Dataset items:

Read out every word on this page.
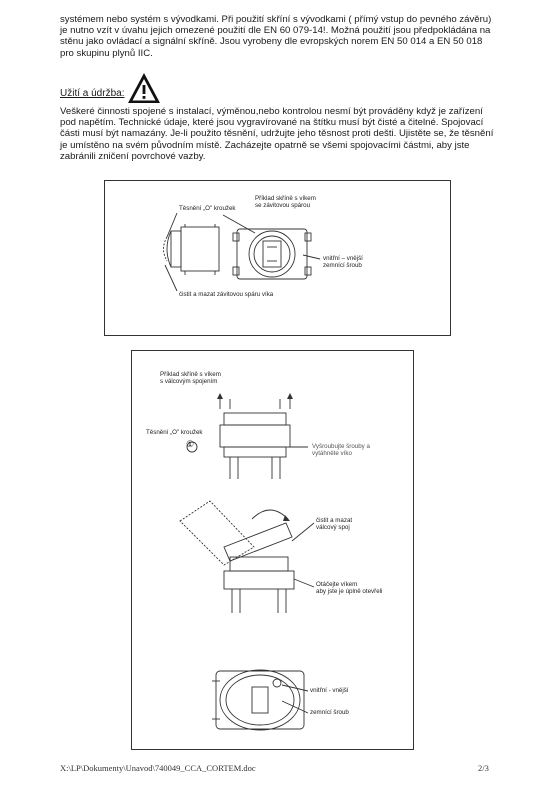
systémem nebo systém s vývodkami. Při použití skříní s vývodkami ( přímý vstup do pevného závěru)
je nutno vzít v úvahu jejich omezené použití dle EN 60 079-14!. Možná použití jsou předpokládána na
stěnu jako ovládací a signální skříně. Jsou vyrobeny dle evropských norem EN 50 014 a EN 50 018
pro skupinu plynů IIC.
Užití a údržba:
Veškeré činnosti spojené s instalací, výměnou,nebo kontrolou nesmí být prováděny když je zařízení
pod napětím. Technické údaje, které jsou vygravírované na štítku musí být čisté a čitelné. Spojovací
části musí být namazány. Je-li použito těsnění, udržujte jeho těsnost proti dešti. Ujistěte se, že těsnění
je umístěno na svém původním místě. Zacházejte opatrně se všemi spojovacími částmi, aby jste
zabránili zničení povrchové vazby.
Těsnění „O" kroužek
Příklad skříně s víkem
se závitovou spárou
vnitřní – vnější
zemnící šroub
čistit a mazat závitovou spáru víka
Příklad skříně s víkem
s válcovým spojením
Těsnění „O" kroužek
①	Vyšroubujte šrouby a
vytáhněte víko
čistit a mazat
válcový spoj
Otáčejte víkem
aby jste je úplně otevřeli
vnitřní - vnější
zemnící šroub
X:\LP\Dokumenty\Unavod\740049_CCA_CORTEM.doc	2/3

**Stated exercise:** Restate each entry word for word, leaving out any pictures.

**The output:**
Read out every word on this page.
systémem nebo systém s vývodkami. Při použití skříní s vývodkami ( přímý vstup do pevného závěru)
je nutno vzít v úvahu jejich omezené použití dle EN 60 079-14!. Možná použití jsou předpokládána na
stěnu jako ovládací a signální skříně. Jsou vyrobeny dle evropských norem EN 50 014 a EN 50 018
pro skupinu plynů IIC.
Užití a údržba:
Veškeré činnosti spojené s instalací, výměnou,nebo kontrolou nesmí být prováděny když je zařízení
pod napětím. Technické údaje, které jsou vygravírované na štítku musí být čisté a čitelné. Spojovací
části musí být namazány. Je-li použito těsnění, udržujte jeho těsnost proti dešti. Ujistěte se, že těsnění
je umístěno na svém původním místě. Zacházejte opatrně se všemi spojovacími částmi, aby jste
zabránili zničení povrchové vazby.
Těsnění „O" kroužek
Příklad skříně s víkem
se závitovou spárou
vnitřní – vnější
zemnící šroub
čistit a mazat závitovou spáru víka
Příklad skříně s víkem
s válcovým spojením
Těsnění „O" kroužek
①	Vyšroubujte šrouby a
vytáhněte víko
čistit a mazat
válcový spoj
Otáčejte víkem
aby jste je úplně otevřeli
vnitřní - vnější
zemnící šroub
X:\LP\Dokumenty\Unavod\740049_CCA_CORTEM.doc	2/3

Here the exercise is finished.